* Data provided *
______

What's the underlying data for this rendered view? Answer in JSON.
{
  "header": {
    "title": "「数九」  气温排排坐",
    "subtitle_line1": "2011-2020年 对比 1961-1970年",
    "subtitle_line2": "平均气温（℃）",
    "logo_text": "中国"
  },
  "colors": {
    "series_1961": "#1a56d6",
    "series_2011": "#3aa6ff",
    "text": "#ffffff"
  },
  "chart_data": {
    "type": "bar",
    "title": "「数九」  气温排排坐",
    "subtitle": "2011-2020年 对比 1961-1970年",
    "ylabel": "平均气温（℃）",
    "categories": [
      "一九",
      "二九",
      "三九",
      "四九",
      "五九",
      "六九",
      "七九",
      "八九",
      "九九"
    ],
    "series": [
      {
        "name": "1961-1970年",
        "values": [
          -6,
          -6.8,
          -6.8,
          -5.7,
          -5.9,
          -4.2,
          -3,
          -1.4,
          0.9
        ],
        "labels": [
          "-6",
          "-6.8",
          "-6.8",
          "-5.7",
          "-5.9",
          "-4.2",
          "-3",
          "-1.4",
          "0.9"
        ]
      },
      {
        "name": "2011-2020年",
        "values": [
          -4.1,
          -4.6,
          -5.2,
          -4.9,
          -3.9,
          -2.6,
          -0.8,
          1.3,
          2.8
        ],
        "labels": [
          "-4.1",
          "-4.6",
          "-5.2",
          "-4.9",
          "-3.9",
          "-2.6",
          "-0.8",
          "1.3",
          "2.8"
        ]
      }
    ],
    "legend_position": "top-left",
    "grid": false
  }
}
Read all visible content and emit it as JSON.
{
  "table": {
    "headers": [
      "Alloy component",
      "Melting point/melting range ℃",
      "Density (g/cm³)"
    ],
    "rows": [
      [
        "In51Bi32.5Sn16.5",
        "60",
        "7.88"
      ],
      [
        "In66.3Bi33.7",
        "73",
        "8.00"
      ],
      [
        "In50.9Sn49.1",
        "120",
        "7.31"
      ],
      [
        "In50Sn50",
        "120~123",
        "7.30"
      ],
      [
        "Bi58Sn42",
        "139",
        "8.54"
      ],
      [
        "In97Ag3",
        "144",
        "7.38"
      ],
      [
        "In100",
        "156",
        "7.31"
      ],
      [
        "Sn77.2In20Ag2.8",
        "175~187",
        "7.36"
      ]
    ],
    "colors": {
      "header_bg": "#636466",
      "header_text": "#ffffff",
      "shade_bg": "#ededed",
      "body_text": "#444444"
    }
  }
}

______

Write out the entries above word for word.

What's the underlying data for this rendered view? Answer in JSON.
{
  "header": {
    "title": "「数九」  气温排排坐",
    "subtitle_line1": "2011-2020年 对比 1961-1970年",
    "subtitle_line2": "平均气温（℃）",
    "logo_text": "中国"
  },
  "colors": {
    "series_1961": "#1a56d6",
    "series_2011": "#3aa6ff",
    "text": "#ffffff"
  },
  "chart_data": {
    "type": "bar",
    "title": "「数九」  气温排排坐",
    "subtitle": "2011-2020年 对比 1961-1970年",
    "ylabel": "平均气温（℃）",
    "categories": [
      "一九",
      "二九",
      "三九",
      "四九",
      "五九",
      "六九",
      "七九",
      "八九",
      "九九"
    ],
    "series": [
      {
        "name": "1961-1970年",
        "values": [
          -6,
          -6.8,
          -6.8,
          -5.7,
          -5.9,
          -4.2,
          -3,
          -1.4,
          0.9
        ],
        "labels": [
          "-6",
          "-6.8",
          "-6.8",
          "-5.7",
          "-5.9",
          "-4.2",
          "-3",
          "-1.4",
          "0.9"
        ]
      },
      {
        "name": "2011-2020年",
        "values": [
          -4.1,
          -4.6,
          -5.2,
          -4.9,
          -3.9,
          -2.6,
          -0.8,
          1.3,
          2.8
        ],
        "labels": [
          "-4.1",
          "-4.6",
          "-5.2",
          "-4.9",
          "-3.9",
          "-2.6",
          "-0.8",
          "1.3",
          "2.8"
        ]
      }
    ],
    "legend_position": "top-left",
    "grid": false
  }
}
Read all visible content and emit it as JSON.
{
  "table": {
    "headers": [
      "Alloy component",
      "Melting point/melting range ℃",
      "Density (g/cm³)"
    ],
    "rows": [
      [
        "In51Bi32.5Sn16.5",
        "60",
        "7.88"
      ],
      [
        "In66.3Bi33.7",
        "73",
        "8.00"
      ],
      [
        "In50.9Sn49.1",
        "120",
        "7.31"
      ],
      [
        "In50Sn50",
        "120~123",
        "7.30"
      ],
      [
        "Bi58Sn42",
        "139",
        "8.54"
      ],
      [
        "In97Ag3",
        "144",
        "7.38"
      ],
      [
        "In100",
        "156",
        "7.31"
      ],
      [
        "Sn77.2In20Ag2.8",
        "175~187",
        "7.36"
      ]
    ],
    "colors": {
      "header_bg": "#636466",
      "header_text": "#ffffff",
      "shade_bg": "#ededed",
      "body_text": "#444444"
    }
  }
}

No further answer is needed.